#### DATASET EXTRACT:
******************************
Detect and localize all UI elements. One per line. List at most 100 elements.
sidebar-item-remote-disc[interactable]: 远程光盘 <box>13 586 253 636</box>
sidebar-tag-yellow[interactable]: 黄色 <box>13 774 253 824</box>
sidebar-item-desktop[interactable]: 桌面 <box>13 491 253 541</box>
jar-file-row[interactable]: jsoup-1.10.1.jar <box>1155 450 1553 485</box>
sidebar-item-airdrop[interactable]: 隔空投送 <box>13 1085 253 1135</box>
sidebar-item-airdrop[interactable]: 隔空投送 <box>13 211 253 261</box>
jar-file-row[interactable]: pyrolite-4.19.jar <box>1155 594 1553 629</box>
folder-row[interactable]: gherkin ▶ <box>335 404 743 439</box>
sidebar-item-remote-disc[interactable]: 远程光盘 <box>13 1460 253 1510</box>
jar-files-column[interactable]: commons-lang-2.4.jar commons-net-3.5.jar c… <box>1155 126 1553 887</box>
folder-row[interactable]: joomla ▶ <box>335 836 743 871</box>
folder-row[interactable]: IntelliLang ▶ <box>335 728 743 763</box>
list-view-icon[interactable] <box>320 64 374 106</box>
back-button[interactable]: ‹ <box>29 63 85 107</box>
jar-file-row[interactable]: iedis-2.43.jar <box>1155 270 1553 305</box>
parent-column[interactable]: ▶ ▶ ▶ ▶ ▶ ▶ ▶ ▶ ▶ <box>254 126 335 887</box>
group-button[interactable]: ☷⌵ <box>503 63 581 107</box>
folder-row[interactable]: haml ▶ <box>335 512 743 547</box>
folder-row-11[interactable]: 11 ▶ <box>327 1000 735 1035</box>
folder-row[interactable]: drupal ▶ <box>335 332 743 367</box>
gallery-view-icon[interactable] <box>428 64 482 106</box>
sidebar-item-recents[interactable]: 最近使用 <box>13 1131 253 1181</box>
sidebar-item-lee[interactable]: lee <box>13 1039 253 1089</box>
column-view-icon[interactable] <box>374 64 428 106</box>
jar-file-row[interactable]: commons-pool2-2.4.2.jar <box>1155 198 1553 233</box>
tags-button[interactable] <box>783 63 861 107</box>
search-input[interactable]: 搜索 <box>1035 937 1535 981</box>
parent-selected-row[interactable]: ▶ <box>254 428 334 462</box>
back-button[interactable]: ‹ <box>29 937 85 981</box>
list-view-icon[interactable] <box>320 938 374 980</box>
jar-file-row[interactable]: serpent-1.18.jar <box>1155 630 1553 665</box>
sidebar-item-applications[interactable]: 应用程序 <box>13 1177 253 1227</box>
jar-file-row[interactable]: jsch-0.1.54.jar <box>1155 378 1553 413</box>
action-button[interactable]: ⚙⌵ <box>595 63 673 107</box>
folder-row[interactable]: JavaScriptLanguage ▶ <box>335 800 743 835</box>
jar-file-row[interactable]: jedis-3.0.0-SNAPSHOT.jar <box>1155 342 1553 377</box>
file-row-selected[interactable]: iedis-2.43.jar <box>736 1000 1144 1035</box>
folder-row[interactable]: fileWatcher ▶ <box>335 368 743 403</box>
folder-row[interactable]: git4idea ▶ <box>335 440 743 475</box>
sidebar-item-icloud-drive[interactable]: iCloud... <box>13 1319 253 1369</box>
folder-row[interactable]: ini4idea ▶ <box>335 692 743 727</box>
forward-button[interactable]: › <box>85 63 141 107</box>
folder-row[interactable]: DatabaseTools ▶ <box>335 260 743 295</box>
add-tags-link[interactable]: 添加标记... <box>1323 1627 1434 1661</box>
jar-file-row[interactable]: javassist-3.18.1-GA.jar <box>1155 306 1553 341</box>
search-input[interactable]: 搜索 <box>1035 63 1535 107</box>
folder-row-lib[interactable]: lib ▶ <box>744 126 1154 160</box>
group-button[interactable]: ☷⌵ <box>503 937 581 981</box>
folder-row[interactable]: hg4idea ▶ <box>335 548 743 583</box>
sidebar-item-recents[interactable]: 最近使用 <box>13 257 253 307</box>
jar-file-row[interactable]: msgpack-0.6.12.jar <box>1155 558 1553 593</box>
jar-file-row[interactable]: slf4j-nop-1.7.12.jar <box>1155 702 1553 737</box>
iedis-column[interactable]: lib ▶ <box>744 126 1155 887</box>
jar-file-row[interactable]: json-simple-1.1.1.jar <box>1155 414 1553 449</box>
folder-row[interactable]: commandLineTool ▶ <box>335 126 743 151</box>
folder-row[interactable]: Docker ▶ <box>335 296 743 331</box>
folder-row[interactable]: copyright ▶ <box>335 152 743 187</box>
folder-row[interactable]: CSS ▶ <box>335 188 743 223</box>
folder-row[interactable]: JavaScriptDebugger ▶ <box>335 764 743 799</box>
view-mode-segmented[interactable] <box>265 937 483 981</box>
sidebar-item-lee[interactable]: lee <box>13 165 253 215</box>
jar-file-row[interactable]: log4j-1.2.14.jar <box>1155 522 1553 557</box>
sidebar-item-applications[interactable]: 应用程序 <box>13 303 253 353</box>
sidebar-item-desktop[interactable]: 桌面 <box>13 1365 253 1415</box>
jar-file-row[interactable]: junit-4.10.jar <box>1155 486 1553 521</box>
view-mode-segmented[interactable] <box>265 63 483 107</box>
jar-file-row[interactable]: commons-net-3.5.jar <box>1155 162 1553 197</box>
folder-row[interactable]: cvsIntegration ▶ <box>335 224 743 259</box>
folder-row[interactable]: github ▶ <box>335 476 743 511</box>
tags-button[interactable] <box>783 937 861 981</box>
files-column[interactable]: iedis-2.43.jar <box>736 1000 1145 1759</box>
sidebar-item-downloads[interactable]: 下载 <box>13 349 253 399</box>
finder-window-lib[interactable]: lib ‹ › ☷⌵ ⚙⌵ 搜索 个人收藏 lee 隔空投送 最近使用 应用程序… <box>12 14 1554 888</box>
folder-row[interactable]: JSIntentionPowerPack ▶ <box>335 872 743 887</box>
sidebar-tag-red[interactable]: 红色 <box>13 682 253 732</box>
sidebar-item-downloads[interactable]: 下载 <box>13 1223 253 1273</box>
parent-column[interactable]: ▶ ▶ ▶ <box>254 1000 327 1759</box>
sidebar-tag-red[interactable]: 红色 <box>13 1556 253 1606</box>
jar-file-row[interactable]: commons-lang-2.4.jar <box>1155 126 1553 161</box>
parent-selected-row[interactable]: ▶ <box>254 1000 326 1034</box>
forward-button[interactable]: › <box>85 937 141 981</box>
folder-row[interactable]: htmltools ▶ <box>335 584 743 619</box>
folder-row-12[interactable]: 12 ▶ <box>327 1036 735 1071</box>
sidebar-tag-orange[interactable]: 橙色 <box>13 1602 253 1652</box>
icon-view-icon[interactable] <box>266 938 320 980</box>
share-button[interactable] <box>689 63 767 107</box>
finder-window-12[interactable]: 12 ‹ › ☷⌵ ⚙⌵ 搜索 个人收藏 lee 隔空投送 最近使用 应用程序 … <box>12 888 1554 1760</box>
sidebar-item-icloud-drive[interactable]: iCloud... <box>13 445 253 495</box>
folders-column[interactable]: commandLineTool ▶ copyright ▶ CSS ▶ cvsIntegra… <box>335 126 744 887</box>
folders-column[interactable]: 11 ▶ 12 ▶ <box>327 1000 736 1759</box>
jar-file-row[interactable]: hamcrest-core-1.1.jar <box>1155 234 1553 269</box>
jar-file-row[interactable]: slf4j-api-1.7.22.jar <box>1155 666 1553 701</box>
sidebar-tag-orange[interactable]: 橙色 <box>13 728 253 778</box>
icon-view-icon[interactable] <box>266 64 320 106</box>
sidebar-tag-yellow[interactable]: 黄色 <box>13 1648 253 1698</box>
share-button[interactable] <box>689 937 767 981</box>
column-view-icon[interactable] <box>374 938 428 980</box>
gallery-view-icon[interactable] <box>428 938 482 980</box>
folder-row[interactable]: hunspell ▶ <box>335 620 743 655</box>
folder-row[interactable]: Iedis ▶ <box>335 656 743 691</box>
******************************
#### PROBLEM STATEMENT:
Copy the material word for word, from its first line through the line containing "sidebar-item-lee[interactable]: lee <box>13 1039", with both end lines included.

#### TASK OUTPUT:
Detect and localize all UI elements. One per line. List at most 100 elements.
sidebar-item-remote-disc[interactable]: 远程光盘 <box>13 586 253 636</box>
sidebar-tag-yellow[interactable]: 黄色 <box>13 774 253 824</box>
sidebar-item-desktop[interactable]: 桌面 <box>13 491 253 541</box>
jar-file-row[interactable]: jsoup-1.10.1.jar <box>1155 450 1553 485</box>
sidebar-item-airdrop[interactable]: 隔空投送 <box>13 1085 253 1135</box>
sidebar-item-airdrop[interactable]: 隔空投送 <box>13 211 253 261</box>
jar-file-row[interactable]: pyrolite-4.19.jar <box>1155 594 1553 629</box>
folder-row[interactable]: gherkin ▶ <box>335 404 743 439</box>
sidebar-item-remote-disc[interactable]: 远程光盘 <box>13 1460 253 1510</box>
jar-files-column[interactable]: commons-lang-2.4.jar commons-net-3.5.jar c… <box>1155 126 1553 887</box>
folder-row[interactable]: joomla ▶ <box>335 836 743 871</box>
folder-row[interactable]: IntelliLang ▶ <box>335 728 743 763</box>
list-view-icon[interactable] <box>320 64 374 106</box>
back-button[interactable]: ‹ <box>29 63 85 107</box>
jar-file-row[interactable]: iedis-2.43.jar <box>1155 270 1553 305</box>
parent-column[interactable]: ▶ ▶ ▶ ▶ ▶ ▶ ▶ ▶ ▶ <box>254 126 335 887</box>
group-button[interactable]: ☷⌵ <box>503 63 581 107</box>
folder-row[interactable]: haml ▶ <box>335 512 743 547</box>
folder-row-11[interactable]: 11 ▶ <box>327 1000 735 1035</box>
folder-row[interactable]: drupal ▶ <box>335 332 743 367</box>
gallery-view-icon[interactable] <box>428 64 482 106</box>
sidebar-item-recents[interactable]: 最近使用 <box>13 1131 253 1181</box>
sidebar-item-lee[interactable]: lee <box>13 1039 253 1089</box>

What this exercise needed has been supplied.